**SHORT PROBLEM:** In the material below, find each line holding the string "Pieds" and copy it.

**DATA EXTRACT:**
____________________

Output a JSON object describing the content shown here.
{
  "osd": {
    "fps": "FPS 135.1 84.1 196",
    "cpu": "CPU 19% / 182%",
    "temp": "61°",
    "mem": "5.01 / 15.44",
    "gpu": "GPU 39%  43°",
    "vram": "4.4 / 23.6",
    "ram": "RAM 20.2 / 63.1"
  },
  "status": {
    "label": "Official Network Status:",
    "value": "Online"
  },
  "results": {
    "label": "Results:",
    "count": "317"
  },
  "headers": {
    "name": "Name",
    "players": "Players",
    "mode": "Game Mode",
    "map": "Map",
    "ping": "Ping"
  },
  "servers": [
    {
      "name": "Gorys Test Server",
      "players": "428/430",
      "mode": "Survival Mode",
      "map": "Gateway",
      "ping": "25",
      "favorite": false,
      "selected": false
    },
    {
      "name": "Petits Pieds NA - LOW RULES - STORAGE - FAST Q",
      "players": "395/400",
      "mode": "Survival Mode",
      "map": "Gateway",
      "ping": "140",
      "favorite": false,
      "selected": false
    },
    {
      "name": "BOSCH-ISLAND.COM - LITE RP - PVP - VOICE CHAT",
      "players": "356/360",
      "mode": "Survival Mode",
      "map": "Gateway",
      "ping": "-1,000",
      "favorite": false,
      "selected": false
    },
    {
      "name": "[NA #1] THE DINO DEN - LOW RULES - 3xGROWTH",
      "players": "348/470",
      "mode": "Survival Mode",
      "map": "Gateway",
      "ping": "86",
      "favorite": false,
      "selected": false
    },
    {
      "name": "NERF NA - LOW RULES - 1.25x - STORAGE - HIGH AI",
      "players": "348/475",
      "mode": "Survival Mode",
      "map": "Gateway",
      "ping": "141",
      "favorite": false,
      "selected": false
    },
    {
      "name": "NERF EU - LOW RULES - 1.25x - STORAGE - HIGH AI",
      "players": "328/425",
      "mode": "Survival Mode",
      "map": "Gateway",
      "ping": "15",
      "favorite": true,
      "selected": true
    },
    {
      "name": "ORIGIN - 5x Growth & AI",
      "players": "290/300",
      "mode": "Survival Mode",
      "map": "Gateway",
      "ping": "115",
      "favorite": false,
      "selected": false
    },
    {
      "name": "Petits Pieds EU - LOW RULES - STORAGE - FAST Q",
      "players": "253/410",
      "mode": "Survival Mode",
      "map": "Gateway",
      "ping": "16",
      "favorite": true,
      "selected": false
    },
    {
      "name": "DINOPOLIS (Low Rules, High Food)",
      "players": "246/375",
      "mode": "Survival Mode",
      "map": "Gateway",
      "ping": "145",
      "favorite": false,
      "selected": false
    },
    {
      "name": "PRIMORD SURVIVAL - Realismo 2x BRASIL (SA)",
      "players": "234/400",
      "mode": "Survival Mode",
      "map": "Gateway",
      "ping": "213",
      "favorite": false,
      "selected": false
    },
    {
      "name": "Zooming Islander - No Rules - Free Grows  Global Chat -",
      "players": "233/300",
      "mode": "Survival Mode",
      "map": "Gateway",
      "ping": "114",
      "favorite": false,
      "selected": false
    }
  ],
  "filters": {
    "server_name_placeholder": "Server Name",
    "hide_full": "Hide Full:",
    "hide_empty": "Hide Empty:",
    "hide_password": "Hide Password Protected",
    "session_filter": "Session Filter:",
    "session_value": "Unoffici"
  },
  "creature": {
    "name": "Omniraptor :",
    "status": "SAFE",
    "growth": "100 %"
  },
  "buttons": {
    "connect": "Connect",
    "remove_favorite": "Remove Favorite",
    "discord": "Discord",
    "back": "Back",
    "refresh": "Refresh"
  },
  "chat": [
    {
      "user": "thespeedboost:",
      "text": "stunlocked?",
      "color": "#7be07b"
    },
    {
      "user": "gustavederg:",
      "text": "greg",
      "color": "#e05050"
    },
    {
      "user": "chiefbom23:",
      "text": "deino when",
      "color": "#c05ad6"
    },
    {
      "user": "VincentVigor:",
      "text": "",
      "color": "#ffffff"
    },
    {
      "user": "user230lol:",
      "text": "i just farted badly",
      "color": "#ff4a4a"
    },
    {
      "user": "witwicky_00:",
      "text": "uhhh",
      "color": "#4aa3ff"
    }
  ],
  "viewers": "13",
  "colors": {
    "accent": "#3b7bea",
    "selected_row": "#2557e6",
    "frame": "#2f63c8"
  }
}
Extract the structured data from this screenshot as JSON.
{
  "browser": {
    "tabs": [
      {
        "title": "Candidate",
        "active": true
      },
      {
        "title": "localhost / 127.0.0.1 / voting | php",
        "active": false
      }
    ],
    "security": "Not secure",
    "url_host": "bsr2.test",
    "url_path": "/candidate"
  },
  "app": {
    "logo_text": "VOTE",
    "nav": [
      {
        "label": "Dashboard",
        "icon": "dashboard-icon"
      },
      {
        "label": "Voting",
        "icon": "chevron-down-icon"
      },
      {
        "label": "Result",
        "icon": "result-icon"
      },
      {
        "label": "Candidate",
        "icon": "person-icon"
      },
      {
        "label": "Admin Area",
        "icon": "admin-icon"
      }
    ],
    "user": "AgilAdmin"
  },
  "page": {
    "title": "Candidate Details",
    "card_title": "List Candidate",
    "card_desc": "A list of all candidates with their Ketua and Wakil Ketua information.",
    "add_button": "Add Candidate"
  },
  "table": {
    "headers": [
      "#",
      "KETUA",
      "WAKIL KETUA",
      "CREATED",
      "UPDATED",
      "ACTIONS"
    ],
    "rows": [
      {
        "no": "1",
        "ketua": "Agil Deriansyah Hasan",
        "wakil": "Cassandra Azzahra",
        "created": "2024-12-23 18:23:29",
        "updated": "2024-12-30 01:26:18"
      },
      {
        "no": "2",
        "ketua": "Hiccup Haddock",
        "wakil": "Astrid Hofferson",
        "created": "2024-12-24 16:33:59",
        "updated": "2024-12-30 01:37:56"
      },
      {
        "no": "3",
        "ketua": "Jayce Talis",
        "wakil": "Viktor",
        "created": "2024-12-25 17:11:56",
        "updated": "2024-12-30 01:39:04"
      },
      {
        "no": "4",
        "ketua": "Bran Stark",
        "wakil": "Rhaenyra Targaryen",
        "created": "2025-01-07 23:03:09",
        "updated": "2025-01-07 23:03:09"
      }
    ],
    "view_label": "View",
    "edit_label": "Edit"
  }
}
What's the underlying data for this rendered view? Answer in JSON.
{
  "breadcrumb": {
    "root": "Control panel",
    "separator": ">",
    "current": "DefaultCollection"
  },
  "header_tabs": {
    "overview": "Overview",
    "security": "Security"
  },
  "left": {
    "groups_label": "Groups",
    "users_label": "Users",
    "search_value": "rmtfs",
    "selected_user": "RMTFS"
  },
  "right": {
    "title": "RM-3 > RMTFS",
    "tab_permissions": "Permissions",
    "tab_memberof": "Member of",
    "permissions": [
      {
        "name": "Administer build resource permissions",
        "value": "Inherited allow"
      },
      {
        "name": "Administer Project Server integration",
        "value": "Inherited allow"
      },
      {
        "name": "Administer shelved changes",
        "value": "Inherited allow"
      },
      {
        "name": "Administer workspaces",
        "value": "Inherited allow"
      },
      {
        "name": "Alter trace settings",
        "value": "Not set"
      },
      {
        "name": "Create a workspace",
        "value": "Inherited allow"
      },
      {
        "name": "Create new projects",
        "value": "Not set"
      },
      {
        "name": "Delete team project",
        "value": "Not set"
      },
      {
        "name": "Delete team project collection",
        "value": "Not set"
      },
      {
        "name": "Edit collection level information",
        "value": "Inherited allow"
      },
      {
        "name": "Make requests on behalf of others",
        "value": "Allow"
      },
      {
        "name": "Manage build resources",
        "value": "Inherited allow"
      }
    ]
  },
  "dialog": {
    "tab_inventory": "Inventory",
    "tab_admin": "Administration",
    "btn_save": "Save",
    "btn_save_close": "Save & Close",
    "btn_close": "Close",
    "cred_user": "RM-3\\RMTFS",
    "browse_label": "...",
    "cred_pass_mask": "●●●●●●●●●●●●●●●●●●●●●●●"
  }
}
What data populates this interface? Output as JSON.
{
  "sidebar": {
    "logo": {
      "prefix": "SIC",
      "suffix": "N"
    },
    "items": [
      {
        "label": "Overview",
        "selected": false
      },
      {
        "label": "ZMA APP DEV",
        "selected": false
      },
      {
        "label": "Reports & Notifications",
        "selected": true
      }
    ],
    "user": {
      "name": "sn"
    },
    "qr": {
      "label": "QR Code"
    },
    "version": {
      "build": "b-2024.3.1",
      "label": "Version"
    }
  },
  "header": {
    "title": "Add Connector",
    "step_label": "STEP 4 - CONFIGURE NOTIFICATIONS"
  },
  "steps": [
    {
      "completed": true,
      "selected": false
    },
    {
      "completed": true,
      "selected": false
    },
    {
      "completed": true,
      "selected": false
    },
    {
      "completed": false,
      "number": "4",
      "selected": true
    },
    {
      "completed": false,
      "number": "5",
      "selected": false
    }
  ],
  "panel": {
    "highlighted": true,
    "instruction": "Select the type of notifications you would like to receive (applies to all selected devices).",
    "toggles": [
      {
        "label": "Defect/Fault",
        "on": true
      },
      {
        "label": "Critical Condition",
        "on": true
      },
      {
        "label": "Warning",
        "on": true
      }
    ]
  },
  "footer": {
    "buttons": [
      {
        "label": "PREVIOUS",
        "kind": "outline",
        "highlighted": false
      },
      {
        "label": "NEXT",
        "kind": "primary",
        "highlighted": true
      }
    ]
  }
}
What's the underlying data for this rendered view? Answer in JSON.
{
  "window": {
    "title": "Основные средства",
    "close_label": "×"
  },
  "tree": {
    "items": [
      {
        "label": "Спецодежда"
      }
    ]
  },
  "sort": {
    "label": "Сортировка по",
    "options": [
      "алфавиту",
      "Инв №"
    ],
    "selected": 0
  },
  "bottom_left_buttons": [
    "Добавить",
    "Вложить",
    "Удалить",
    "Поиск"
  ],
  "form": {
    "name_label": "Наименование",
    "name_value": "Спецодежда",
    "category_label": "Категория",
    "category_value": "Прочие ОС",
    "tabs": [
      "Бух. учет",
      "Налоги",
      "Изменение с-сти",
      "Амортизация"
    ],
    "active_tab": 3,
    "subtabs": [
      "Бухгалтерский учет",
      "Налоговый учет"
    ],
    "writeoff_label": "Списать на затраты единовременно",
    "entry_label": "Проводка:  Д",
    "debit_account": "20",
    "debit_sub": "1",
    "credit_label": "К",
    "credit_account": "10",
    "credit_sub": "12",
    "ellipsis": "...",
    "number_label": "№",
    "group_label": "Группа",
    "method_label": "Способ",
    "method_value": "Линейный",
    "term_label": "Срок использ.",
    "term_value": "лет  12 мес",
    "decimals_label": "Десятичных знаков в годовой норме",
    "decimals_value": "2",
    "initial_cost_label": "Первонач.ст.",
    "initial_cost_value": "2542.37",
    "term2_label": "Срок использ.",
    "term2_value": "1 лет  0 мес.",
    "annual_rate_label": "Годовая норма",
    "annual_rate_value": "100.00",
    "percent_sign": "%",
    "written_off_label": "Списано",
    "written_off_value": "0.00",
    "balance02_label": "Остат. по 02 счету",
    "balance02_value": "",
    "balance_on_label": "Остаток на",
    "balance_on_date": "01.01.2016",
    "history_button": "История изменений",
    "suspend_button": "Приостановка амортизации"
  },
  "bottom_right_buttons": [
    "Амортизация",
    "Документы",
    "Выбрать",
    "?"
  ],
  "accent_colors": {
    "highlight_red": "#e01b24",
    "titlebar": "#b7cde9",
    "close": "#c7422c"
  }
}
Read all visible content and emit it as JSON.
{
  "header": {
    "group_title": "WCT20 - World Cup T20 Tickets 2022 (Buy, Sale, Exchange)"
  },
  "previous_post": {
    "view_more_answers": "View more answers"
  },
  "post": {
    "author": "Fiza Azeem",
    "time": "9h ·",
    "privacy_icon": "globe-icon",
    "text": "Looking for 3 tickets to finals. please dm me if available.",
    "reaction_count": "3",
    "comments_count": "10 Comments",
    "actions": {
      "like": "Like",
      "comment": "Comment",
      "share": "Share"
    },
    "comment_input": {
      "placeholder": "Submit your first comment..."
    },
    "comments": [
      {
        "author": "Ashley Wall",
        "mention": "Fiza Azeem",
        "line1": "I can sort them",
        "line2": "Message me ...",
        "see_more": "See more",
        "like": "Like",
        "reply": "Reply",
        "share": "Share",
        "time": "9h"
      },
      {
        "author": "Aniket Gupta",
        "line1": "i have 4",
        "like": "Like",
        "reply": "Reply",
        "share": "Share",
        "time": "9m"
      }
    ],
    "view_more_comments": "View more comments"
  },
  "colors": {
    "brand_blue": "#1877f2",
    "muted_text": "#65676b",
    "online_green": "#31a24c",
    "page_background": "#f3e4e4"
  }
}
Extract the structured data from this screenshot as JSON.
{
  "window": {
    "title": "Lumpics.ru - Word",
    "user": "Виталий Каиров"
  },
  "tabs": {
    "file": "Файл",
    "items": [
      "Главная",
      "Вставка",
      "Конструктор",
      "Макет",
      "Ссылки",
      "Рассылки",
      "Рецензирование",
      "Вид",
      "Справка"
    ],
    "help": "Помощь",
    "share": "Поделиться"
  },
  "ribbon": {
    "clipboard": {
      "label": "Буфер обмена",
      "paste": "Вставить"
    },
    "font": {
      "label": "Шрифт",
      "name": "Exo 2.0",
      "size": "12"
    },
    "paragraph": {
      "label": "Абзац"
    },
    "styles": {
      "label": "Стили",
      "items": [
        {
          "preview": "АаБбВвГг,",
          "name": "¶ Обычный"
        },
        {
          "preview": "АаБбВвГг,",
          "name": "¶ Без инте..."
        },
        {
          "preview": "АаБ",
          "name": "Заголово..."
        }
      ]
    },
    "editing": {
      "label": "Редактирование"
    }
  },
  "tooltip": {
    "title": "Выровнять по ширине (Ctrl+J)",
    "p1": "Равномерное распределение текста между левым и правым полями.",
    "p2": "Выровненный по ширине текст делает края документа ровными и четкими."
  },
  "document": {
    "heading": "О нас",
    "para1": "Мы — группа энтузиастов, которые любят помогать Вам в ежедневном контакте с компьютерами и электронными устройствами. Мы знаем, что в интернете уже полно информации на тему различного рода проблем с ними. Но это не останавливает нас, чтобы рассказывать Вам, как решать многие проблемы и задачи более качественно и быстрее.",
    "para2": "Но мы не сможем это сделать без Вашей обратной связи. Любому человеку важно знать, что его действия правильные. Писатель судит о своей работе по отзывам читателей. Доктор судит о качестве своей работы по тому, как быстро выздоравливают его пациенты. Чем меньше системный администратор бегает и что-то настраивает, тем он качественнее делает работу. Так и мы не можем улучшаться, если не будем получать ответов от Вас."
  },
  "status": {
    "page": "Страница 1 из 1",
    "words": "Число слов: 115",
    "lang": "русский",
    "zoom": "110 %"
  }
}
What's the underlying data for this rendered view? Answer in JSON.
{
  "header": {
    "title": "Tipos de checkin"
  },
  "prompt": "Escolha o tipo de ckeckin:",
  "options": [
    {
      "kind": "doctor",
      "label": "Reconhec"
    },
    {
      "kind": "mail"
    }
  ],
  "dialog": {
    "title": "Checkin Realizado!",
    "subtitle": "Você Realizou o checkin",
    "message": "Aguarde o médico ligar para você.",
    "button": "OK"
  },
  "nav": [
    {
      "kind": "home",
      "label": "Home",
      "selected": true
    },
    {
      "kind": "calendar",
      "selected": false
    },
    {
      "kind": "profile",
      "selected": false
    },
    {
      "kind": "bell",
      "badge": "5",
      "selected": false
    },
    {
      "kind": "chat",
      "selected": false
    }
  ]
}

____________________

**EXPECTED ANSWER:**
      "name": "Petits Pieds NA - LOW RULES - STORAGE - FAST Q",
      "name": "Petits Pieds EU - LOW RULES - STORAGE - FAST Q",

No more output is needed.